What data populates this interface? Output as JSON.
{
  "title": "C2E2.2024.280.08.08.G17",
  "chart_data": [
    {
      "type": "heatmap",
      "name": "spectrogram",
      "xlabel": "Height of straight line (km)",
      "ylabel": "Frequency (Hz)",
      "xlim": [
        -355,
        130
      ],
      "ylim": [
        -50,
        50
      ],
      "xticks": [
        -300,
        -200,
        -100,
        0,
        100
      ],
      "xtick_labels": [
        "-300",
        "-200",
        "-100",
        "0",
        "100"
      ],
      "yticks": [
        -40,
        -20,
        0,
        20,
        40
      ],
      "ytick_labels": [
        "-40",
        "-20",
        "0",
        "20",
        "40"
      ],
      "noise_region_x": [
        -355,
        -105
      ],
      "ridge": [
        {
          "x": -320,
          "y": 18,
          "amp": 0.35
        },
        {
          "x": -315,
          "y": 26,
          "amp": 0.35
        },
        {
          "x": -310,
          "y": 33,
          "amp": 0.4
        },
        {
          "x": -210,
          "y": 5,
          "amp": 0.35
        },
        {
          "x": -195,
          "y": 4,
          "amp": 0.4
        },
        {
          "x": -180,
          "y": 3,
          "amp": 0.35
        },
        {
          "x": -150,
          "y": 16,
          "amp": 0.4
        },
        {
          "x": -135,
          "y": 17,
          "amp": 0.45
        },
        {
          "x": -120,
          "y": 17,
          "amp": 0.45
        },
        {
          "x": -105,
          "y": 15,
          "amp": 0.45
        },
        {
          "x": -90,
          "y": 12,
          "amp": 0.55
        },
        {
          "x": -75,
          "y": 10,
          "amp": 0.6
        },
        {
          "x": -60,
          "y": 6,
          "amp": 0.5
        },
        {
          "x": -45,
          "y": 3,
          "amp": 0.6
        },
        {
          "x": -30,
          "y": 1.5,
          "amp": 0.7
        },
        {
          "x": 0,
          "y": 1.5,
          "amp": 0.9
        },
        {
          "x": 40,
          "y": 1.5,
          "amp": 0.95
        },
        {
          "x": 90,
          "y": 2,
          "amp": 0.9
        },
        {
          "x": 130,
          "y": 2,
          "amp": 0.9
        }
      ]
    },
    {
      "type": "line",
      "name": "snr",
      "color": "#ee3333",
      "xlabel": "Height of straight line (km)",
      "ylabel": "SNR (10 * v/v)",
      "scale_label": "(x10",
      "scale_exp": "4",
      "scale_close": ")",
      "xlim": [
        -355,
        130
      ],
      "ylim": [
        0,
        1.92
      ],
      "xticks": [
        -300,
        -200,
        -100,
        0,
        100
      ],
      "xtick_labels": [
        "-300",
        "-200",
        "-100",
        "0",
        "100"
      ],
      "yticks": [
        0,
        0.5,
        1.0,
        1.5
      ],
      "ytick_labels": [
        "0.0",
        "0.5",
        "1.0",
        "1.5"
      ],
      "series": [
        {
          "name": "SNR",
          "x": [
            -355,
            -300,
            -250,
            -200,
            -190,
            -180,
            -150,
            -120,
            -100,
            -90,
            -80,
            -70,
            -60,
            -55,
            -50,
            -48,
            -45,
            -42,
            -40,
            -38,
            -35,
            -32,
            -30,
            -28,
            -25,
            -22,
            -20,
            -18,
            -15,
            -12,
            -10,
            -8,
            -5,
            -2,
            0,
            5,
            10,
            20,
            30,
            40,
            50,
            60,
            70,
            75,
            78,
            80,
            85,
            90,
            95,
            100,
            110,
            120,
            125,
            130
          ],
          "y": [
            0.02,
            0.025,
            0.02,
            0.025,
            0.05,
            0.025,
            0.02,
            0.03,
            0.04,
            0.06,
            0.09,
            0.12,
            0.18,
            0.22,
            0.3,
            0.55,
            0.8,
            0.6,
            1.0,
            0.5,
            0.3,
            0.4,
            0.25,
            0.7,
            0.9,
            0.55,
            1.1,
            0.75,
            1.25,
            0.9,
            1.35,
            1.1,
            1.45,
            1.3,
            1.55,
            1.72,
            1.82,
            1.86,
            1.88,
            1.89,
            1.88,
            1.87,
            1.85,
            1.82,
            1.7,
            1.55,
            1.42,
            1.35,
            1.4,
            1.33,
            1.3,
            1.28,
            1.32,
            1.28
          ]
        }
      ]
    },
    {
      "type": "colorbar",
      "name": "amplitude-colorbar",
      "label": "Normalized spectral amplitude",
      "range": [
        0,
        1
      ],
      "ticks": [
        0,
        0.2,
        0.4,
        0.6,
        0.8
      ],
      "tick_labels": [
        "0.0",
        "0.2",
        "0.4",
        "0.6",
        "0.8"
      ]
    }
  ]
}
----
*Set exercise:*
Make an exact copy of the data above.

*Written response:*
What data populates this interface? Output as JSON.
{
  "title": "C2E2.2024.280.08.08.G17",
  "chart_data": [
    {
      "type": "heatmap",
      "name": "spectrogram",
      "xlabel": "Height of straight line (km)",
      "ylabel": "Frequency (Hz)",
      "xlim": [
        -355,
        130
      ],
      "ylim": [
        -50,
        50
      ],
      "xticks": [
        -300,
        -200,
        -100,
        0,
        100
      ],
      "xtick_labels": [
        "-300",
        "-200",
        "-100",
        "0",
        "100"
      ],
      "yticks": [
        -40,
        -20,
        0,
        20,
        40
      ],
      "ytick_labels": [
        "-40",
        "-20",
        "0",
        "20",
        "40"
      ],
      "noise_region_x": [
        -355,
        -105
      ],
      "ridge": [
        {
          "x": -320,
          "y": 18,
          "amp": 0.35
        },
        {
          "x": -315,
          "y": 26,
          "amp": 0.35
        },
        {
          "x": -310,
          "y": 33,
          "amp": 0.4
        },
        {
          "x": -210,
          "y": 5,
          "amp": 0.35
        },
        {
          "x": -195,
          "y": 4,
          "amp": 0.4
        },
        {
          "x": -180,
          "y": 3,
          "amp": 0.35
        },
        {
          "x": -150,
          "y": 16,
          "amp": 0.4
        },
        {
          "x": -135,
          "y": 17,
          "amp": 0.45
        },
        {
          "x": -120,
          "y": 17,
          "amp": 0.45
        },
        {
          "x": -105,
          "y": 15,
          "amp": 0.45
        },
        {
          "x": -90,
          "y": 12,
          "amp": 0.55
        },
        {
          "x": -75,
          "y": 10,
          "amp": 0.6
        },
        {
          "x": -60,
          "y": 6,
          "amp": 0.5
        },
        {
          "x": -45,
          "y": 3,
          "amp": 0.6
        },
        {
          "x": -30,
          "y": 1.5,
          "amp": 0.7
        },
        {
          "x": 0,
          "y": 1.5,
          "amp": 0.9
        },
        {
          "x": 40,
          "y": 1.5,
          "amp": 0.95
        },
        {
          "x": 90,
          "y": 2,
          "amp": 0.9
        },
        {
          "x": 130,
          "y": 2,
          "amp": 0.9
        }
      ]
    },
    {
      "type": "line",
      "name": "snr",
      "color": "#ee3333",
      "xlabel": "Height of straight line (km)",
      "ylabel": "SNR (10 * v/v)",
      "scale_label": "(x10",
      "scale_exp": "4",
      "scale_close": ")",
      "xlim": [
        -355,
        130
      ],
      "ylim": [
        0,
        1.92
      ],
      "xticks": [
        -300,
        -200,
        -100,
        0,
        100
      ],
      "xtick_labels": [
        "-300",
        "-200",
        "-100",
        "0",
        "100"
      ],
      "yticks": [
        0,
        0.5,
        1.0,
        1.5
      ],
      "ytick_labels": [
        "0.0",
        "0.5",
        "1.0",
        "1.5"
      ],
      "series": [
        {
          "name": "SNR",
          "x": [
            -355,
            -300,
            -250,
            -200,
            -190,
            -180,
            -150,
            -120,
            -100,
            -90,
            -80,
            -70,
            -60,
            -55,
            -50,
            -48,
            -45,
            -42,
            -40,
            -38,
            -35,
            -32,
            -30,
            -28,
            -25,
            -22,
            -20,
            -18,
            -15,
            -12,
            -10,
            -8,
            -5,
            -2,
            0,
            5,
            10,
            20,
            30,
            40,
            50,
            60,
            70,
            75,
            78,
            80,
            85,
            90,
            95,
            100,
            110,
            120,
            125,
            130
          ],
          "y": [
            0.02,
            0.025,
            0.02,
            0.025,
            0.05,
            0.025,
            0.02,
            0.03,
            0.04,
            0.06,
            0.09,
            0.12,
            0.18,
            0.22,
            0.3,
            0.55,
            0.8,
            0.6,
            1.0,
            0.5,
            0.3,
            0.4,
            0.25,
            0.7,
            0.9,
            0.55,
            1.1,
            0.75,
            1.25,
            0.9,
            1.35,
            1.1,
            1.45,
            1.3,
            1.55,
            1.72,
            1.82,
            1.86,
            1.88,
            1.89,
            1.88,
            1.87,
            1.85,
            1.82,
            1.7,
            1.55,
            1.42,
            1.35,
            1.4,
            1.33,
            1.3,
            1.28,
            1.32,
            1.28
          ]
        }
      ]
    },
    {
      "type": "colorbar",
      "name": "amplitude-colorbar",
      "label": "Normalized spectral amplitude",
      "range": [
        0,
        1
      ],
      "ticks": [
        0,
        0.2,
        0.4,
        0.6,
        0.8
      ],
      "tick_labels": [
        "0.0",
        "0.2",
        "0.4",
        "0.6",
        "0.8"
      ]
    }
  ]
}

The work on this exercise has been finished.